**What is required:** Identify and reproduce every line holding the string "μετὰ".

**Dataset excerpts:**
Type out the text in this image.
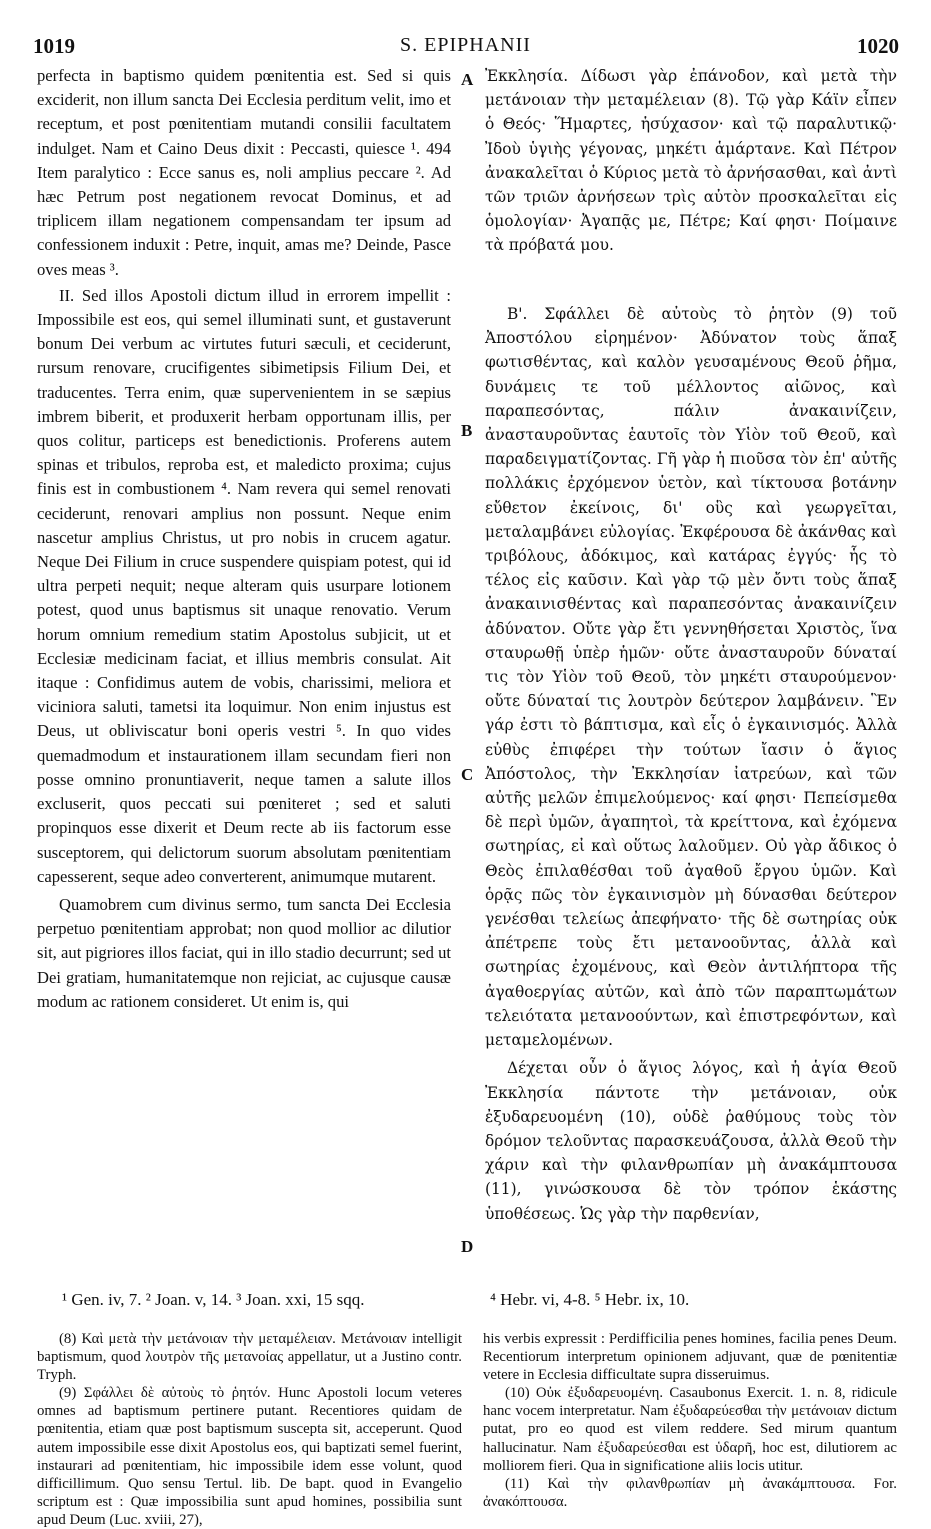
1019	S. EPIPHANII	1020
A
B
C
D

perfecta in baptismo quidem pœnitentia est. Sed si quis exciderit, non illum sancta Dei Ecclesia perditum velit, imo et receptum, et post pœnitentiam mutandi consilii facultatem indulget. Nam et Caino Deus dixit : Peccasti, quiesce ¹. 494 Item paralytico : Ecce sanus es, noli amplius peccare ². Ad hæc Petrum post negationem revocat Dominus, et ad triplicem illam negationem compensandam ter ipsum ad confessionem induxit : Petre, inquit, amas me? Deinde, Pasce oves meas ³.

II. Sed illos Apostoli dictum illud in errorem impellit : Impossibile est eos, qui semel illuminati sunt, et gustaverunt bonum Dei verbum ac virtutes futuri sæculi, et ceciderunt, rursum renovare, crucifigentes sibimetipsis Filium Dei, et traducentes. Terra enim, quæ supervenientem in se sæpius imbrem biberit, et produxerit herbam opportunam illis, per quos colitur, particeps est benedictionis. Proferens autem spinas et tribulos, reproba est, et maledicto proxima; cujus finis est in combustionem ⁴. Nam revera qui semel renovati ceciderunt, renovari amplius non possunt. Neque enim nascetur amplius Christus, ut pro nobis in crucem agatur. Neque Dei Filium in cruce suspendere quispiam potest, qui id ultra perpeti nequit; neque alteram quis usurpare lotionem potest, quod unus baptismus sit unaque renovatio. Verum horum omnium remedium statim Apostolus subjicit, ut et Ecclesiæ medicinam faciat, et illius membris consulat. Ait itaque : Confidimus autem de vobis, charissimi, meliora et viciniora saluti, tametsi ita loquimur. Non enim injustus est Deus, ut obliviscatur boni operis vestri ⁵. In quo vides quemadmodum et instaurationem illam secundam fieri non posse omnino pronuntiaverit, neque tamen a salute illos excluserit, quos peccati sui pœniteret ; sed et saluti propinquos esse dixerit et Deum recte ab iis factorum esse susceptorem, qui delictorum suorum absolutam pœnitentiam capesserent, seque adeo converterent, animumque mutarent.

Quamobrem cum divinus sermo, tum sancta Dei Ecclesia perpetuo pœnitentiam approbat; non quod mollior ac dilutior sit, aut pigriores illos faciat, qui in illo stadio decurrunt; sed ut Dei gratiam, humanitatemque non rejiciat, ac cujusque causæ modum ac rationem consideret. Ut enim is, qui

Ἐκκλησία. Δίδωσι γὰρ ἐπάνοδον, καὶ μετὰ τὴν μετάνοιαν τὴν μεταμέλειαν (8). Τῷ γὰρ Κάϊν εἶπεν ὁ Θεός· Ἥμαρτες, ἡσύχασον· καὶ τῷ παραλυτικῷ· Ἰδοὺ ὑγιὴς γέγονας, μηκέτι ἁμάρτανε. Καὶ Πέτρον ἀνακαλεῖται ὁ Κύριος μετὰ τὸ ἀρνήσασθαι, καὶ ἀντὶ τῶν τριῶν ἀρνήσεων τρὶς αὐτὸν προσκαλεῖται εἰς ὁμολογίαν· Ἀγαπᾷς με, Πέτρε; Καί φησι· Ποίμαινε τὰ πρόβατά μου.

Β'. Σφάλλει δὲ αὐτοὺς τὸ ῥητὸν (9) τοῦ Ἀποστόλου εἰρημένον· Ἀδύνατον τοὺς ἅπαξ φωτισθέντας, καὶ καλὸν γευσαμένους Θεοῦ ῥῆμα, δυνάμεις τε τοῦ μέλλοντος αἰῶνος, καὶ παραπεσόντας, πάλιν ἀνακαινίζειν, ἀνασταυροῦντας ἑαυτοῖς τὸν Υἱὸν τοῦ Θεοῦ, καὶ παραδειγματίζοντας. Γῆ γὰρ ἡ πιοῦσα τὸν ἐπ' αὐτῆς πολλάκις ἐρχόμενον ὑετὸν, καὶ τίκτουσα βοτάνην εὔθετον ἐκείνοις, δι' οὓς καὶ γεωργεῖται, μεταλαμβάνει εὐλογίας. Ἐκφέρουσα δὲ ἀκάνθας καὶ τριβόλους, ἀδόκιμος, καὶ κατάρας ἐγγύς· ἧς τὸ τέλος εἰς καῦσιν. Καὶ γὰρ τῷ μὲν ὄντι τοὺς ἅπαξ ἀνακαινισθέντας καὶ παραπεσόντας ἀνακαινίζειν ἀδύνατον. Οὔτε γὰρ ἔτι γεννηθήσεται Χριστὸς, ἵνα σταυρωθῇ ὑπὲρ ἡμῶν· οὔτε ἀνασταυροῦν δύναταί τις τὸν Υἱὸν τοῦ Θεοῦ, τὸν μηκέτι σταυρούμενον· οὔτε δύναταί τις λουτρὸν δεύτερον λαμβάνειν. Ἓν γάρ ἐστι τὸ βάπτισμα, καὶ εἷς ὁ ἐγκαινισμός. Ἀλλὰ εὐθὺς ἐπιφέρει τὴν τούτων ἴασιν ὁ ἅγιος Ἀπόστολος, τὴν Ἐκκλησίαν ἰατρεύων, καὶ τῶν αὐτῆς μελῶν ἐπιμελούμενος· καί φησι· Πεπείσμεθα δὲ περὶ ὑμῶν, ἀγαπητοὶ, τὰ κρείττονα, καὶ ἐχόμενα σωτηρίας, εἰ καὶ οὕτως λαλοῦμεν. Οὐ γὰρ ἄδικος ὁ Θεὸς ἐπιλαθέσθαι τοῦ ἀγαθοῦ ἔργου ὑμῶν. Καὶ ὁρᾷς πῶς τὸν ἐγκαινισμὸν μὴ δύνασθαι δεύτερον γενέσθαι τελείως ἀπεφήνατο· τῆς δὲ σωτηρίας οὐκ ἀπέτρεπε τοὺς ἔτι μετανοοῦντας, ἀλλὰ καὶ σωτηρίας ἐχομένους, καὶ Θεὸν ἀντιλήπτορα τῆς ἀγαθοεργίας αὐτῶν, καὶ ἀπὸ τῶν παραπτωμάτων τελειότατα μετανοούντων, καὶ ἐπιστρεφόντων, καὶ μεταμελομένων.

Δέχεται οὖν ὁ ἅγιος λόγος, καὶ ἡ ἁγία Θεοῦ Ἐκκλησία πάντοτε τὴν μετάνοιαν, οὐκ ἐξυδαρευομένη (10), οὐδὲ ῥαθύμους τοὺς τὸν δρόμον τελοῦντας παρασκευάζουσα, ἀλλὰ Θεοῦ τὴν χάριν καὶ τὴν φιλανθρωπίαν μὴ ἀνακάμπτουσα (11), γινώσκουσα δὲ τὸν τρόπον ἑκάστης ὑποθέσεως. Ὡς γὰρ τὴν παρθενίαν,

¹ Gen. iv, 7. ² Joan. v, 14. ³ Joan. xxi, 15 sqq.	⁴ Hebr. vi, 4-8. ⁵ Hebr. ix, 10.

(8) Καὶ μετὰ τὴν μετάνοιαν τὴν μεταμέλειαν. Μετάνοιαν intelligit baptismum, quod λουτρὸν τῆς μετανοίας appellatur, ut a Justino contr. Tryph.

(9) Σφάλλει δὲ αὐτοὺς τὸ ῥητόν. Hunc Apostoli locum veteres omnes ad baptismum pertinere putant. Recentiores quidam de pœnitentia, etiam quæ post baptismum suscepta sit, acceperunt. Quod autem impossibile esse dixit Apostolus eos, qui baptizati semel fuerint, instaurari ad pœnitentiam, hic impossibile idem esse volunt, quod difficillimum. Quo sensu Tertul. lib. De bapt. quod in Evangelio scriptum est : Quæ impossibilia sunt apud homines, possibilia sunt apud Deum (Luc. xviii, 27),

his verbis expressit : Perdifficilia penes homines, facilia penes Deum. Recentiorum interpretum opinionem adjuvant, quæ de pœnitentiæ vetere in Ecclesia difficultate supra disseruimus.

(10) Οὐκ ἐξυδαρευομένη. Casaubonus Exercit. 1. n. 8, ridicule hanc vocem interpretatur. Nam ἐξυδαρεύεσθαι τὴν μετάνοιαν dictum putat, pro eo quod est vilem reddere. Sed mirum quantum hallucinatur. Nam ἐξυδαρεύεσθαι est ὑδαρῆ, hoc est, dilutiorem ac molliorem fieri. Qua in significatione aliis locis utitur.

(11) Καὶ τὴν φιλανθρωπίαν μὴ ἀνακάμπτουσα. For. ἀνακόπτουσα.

==

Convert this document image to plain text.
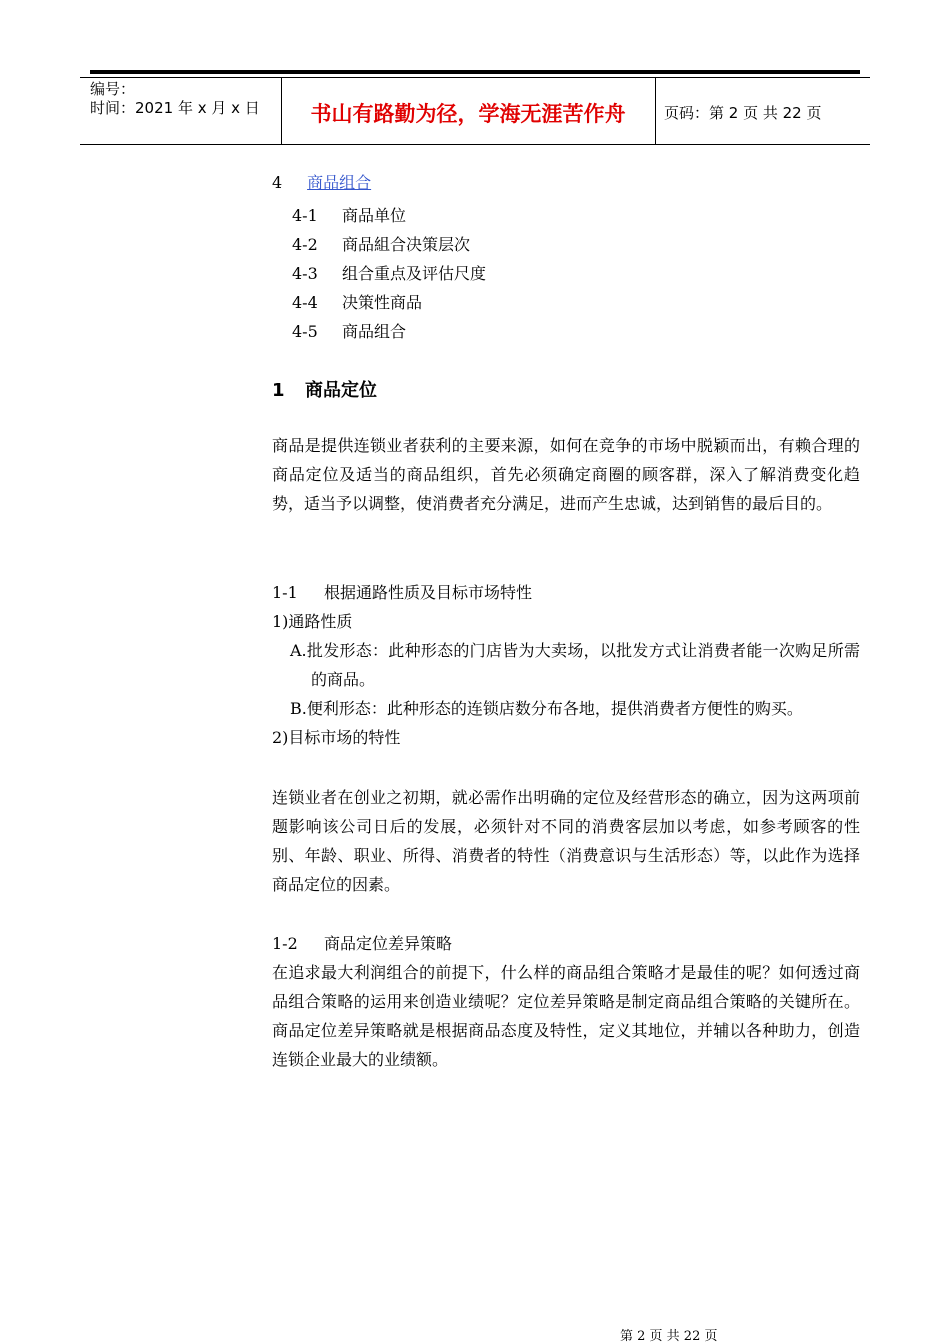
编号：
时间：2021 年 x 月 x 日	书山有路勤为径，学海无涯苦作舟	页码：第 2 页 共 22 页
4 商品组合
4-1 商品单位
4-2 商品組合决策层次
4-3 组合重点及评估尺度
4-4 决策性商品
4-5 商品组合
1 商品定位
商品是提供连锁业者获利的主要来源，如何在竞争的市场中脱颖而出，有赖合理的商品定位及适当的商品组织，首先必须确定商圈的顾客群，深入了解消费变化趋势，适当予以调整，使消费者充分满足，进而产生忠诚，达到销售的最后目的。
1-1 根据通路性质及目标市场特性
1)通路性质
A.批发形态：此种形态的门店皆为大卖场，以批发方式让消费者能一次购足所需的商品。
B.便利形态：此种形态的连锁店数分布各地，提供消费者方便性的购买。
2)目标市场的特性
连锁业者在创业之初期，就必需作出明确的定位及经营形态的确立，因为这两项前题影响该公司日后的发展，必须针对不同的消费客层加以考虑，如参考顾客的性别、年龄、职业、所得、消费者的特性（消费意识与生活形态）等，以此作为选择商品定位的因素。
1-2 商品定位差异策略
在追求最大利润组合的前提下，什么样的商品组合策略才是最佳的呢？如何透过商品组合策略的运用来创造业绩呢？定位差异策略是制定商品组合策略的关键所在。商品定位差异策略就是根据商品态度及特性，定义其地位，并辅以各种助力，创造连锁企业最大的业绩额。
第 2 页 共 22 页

**Solution:**
Ἐκκλησία. Δίδωσι γὰρ ἐπάνοδον, καὶ μετὰ τὴν μετάνοιαν τὴν μεταμέλειαν (8). Τῷ γὰρ Κάϊν εἶπεν ὁ Θεός· Ἥμαρτες, ἡσύχασον· καὶ τῷ παραλυτικῷ· Ἰδοὺ ὑγιὴς γέγονας, μηκέτι ἁμάρτανε. Καὶ Πέτρον ἀνακαλεῖται ὁ Κύριος μετὰ τὸ ἀρνήσασθαι, καὶ ἀντὶ τῶν τριῶν ἀρνήσεων τρὶς αὐτὸν προσκαλεῖται εἰς ὁμολογίαν· Ἀγαπᾷς με, Πέτρε; Καί φησι· Ποίμαινε τὰ πρόβατά μου.
(8) Καὶ μετὰ τὴν μετάνοιαν τὴν μεταμέλειαν. Μετάνοιαν intelligit baptismum, quod λουτρὸν τῆς μετανοίας appellatur, ut a Justino contr. Tryph.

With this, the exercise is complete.